▶ _What is asked_: Reproduce, without any changes, the part of the records that opens with their first line and closes with the line containing "event-date: sabato 11", including both of those lines.

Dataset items

------------------------------------------------------------

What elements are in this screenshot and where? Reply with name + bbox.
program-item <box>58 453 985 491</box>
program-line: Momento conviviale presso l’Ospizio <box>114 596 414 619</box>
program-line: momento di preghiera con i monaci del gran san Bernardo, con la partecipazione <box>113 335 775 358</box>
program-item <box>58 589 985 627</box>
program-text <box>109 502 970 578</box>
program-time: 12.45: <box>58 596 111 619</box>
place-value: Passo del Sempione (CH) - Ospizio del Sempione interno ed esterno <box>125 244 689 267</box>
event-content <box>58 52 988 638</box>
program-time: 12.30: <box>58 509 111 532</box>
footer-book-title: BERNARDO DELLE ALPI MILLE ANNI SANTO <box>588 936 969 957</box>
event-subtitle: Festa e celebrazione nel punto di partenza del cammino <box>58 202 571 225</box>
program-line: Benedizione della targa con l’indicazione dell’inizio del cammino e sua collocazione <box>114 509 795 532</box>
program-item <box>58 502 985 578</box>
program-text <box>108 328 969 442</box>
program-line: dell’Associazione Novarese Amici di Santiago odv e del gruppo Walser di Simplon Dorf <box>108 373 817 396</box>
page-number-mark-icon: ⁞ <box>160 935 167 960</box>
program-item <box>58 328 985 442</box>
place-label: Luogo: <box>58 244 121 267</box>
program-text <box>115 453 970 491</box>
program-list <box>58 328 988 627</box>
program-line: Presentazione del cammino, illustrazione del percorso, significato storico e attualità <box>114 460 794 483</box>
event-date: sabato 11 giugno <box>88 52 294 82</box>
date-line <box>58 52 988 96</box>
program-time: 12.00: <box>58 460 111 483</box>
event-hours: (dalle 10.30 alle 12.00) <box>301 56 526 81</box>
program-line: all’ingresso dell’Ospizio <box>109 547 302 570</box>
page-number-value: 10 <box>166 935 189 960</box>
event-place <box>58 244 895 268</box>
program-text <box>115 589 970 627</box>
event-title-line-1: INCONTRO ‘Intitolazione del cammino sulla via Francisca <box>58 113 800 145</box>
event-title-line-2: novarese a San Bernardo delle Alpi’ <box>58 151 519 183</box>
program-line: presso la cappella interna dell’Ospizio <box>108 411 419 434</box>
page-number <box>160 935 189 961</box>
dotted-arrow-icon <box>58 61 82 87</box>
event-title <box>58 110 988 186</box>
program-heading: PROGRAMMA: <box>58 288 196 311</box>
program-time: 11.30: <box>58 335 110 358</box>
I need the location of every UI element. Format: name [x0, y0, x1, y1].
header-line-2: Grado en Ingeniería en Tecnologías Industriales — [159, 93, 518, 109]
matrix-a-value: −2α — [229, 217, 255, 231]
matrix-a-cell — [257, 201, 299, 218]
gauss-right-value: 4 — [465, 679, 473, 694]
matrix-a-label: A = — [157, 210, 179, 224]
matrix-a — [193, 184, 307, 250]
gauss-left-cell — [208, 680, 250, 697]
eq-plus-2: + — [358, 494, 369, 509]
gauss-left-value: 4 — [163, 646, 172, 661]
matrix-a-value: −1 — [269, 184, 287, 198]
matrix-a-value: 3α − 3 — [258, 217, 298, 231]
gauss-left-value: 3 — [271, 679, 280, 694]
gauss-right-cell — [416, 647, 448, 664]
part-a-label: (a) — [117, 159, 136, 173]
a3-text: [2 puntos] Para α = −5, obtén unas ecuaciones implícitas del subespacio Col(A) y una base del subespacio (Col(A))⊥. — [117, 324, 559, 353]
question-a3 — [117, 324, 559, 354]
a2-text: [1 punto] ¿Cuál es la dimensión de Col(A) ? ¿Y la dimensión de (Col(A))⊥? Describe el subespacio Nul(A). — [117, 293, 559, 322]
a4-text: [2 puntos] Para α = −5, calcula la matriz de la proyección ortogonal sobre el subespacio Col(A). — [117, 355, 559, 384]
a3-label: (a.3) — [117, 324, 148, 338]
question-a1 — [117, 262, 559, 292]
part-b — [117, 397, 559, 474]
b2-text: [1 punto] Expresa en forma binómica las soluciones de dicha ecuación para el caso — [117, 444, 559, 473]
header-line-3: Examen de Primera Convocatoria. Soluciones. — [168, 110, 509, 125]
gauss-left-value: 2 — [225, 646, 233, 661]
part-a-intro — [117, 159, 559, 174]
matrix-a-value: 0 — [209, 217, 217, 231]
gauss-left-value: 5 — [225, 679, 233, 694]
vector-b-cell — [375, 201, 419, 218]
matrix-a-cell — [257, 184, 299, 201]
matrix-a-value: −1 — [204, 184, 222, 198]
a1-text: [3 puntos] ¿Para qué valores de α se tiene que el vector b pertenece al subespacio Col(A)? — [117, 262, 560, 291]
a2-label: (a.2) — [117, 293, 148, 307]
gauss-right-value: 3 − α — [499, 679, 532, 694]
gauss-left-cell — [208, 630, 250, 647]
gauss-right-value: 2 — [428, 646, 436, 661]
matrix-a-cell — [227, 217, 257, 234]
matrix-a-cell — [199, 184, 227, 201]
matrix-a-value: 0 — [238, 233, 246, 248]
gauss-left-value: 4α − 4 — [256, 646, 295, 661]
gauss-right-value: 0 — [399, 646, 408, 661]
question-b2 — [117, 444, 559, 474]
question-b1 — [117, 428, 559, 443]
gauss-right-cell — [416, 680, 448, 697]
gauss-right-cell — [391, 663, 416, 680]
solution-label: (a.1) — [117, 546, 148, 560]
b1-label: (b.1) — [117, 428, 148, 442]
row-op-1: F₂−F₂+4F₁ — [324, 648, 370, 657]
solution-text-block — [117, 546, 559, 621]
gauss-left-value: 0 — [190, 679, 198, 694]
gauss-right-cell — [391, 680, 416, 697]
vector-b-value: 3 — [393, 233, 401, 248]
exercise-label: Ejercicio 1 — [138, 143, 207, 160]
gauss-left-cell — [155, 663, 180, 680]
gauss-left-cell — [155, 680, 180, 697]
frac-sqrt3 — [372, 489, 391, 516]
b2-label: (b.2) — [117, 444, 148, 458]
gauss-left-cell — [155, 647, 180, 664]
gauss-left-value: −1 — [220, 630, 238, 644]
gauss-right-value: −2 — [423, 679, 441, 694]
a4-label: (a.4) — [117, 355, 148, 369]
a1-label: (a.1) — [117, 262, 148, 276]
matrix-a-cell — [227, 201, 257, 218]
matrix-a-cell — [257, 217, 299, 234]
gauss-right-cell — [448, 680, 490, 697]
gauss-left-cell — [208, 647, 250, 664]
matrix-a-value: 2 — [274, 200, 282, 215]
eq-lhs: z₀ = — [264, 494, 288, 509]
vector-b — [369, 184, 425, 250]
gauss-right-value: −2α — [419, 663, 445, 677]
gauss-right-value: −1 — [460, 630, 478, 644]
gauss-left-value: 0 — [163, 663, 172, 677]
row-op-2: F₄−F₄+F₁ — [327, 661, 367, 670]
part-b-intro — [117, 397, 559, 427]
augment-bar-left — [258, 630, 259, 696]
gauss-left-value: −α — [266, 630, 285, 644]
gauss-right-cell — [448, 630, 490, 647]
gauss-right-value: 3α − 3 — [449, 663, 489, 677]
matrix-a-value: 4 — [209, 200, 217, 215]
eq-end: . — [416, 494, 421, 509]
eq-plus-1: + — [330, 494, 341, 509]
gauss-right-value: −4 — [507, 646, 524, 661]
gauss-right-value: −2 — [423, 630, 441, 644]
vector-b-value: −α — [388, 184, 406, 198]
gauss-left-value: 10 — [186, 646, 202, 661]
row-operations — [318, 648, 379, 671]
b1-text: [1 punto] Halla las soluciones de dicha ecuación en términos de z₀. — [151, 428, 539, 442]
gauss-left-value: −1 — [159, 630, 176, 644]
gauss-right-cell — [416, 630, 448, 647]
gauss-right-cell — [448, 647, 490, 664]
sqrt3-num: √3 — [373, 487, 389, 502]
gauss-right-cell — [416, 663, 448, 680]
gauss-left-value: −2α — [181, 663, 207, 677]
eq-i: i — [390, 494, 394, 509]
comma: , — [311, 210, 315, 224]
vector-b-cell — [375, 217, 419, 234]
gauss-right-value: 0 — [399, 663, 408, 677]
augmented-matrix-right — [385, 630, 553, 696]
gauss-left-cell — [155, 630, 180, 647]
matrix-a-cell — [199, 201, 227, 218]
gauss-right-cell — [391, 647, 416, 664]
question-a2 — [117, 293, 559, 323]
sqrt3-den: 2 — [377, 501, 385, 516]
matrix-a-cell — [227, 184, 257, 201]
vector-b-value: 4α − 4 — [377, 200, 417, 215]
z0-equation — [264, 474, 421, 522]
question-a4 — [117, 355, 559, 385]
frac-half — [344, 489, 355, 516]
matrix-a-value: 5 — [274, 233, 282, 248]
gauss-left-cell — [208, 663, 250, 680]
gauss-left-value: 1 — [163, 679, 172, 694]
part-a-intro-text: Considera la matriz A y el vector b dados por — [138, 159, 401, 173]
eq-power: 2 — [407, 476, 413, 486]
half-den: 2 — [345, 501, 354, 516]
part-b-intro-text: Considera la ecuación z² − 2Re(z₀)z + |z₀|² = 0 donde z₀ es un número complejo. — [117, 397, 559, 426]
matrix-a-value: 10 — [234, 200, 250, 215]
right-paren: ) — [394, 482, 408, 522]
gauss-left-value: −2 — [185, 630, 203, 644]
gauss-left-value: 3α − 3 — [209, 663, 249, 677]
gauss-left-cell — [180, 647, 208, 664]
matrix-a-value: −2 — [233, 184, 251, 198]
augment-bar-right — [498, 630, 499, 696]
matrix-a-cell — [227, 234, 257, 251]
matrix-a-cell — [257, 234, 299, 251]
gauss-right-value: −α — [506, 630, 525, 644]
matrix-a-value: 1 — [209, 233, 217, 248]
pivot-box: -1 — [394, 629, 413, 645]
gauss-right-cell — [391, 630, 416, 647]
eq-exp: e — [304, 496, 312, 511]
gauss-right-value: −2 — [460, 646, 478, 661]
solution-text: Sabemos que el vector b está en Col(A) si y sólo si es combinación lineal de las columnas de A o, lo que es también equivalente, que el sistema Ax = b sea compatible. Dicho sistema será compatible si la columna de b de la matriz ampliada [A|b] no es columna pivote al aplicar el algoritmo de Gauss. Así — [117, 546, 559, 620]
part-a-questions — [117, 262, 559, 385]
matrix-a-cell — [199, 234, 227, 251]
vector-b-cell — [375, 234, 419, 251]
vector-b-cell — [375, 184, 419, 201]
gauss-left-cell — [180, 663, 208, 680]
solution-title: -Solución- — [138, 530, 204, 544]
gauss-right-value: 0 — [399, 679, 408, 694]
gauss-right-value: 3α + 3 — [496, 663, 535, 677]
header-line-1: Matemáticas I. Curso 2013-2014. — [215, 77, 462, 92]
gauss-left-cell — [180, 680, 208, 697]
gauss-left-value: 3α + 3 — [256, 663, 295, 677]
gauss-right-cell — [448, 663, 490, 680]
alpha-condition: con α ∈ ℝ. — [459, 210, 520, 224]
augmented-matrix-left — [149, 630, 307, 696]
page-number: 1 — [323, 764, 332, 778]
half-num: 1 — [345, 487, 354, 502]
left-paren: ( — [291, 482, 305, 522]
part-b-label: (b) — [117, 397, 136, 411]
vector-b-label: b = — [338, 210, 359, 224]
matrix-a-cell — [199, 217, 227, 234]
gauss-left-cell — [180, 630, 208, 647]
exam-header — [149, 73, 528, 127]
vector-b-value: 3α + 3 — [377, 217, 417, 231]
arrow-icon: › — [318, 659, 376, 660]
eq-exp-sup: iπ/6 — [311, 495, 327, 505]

------------------------------------------------------------

▶ _Task output_:
What elements are in this screenshot and where? Reply with name + bbox.
program-item <box>58 453 985 491</box>
program-line: Momento conviviale presso l’Ospizio <box>114 596 414 619</box>
program-line: momento di preghiera con i monaci del gran san Bernardo, con la partecipazione <box>113 335 775 358</box>
program-item <box>58 589 985 627</box>
program-text <box>109 502 970 578</box>
program-time: 12.45: <box>58 596 111 619</box>
place-value: Passo del Sempione (CH) - Ospizio del Sempione interno ed esterno <box>125 244 689 267</box>
event-content <box>58 52 988 638</box>
program-time: 12.30: <box>58 509 111 532</box>
footer-book-title: BERNARDO DELLE ALPI MILLE ANNI SANTO <box>588 936 969 957</box>
event-subtitle: Festa e celebrazione nel punto di partenza del cammino <box>58 202 571 225</box>
program-line: Benedizione della targa con l’indicazione dell’inizio del cammino e sua collocazione <box>114 509 795 532</box>
program-item <box>58 502 985 578</box>
program-text <box>108 328 969 442</box>
program-line: dell’Associazione Novarese Amici di Santiago odv e del gruppo Walser di Simplon Dorf <box>108 373 817 396</box>
page-number-mark-icon: ⁞ <box>160 935 167 960</box>
program-item <box>58 328 985 442</box>
place-label: Luogo: <box>58 244 121 267</box>
program-text <box>115 453 970 491</box>
program-list <box>58 328 988 627</box>
program-line: Presentazione del cammino, illustrazione del percorso, significato storico e attualità <box>114 460 794 483</box>
event-date: sabato 11 giugno <box>88 52 294 82</box>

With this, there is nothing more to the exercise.